**Supplied information**
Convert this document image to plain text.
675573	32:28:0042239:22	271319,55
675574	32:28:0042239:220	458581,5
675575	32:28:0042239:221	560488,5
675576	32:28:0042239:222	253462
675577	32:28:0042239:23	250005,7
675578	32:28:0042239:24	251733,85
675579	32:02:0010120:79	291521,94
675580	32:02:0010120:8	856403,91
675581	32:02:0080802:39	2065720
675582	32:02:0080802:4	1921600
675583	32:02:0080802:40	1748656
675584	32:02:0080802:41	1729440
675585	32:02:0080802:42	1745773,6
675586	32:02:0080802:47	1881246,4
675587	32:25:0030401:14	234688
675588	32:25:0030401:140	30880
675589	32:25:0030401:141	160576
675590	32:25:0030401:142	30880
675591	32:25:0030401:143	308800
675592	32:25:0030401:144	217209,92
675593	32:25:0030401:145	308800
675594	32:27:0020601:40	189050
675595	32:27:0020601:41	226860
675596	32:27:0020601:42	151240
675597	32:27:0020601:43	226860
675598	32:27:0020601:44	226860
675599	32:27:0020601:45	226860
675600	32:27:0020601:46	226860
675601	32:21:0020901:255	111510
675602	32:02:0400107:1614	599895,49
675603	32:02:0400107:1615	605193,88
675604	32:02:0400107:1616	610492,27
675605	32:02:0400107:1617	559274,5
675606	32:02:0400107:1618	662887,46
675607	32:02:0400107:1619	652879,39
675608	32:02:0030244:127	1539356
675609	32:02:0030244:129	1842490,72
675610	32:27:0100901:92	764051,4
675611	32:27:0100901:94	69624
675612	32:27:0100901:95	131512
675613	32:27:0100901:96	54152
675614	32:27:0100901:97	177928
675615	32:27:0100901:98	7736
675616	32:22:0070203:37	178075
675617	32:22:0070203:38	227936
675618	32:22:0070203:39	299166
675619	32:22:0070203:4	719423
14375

**What you will do**
Repeat the entries shown above, every one, word for word.

**Exercise response**
Convert this document image to plain text.
675573	32:28:0042239:22	271319,55
675574	32:28:0042239:220	458581,5
675575	32:28:0042239:221	560488,5
675576	32:28:0042239:222	253462
675577	32:28:0042239:23	250005,7
675578	32:28:0042239:24	251733,85
675579	32:02:0010120:79	291521,94
675580	32:02:0010120:8	856403,91
675581	32:02:0080802:39	2065720
675582	32:02:0080802:4	1921600
675583	32:02:0080802:40	1748656
675584	32:02:0080802:41	1729440
675585	32:02:0080802:42	1745773,6
675586	32:02:0080802:47	1881246,4
675587	32:25:0030401:14	234688
675588	32:25:0030401:140	30880
675589	32:25:0030401:141	160576
675590	32:25:0030401:142	30880
675591	32:25:0030401:143	308800
675592	32:25:0030401:144	217209,92
675593	32:25:0030401:145	308800
675594	32:27:0020601:40	189050
675595	32:27:0020601:41	226860
675596	32:27:0020601:42	151240
675597	32:27:0020601:43	226860
675598	32:27:0020601:44	226860
675599	32:27:0020601:45	226860
675600	32:27:0020601:46	226860
675601	32:21:0020901:255	111510
675602	32:02:0400107:1614	599895,49
675603	32:02:0400107:1615	605193,88
675604	32:02:0400107:1616	610492,27
675605	32:02:0400107:1617	559274,5
675606	32:02:0400107:1618	662887,46
675607	32:02:0400107:1619	652879,39
675608	32:02:0030244:127	1539356
675609	32:02:0030244:129	1842490,72
675610	32:27:0100901:92	764051,4
675611	32:27:0100901:94	69624
675612	32:27:0100901:95	131512
675613	32:27:0100901:96	54152
675614	32:27:0100901:97	177928
675615	32:27:0100901:98	7736
675616	32:22:0070203:37	178075
675617	32:22:0070203:38	227936
675618	32:22:0070203:39	299166
675619	32:22:0070203:4	719423
14375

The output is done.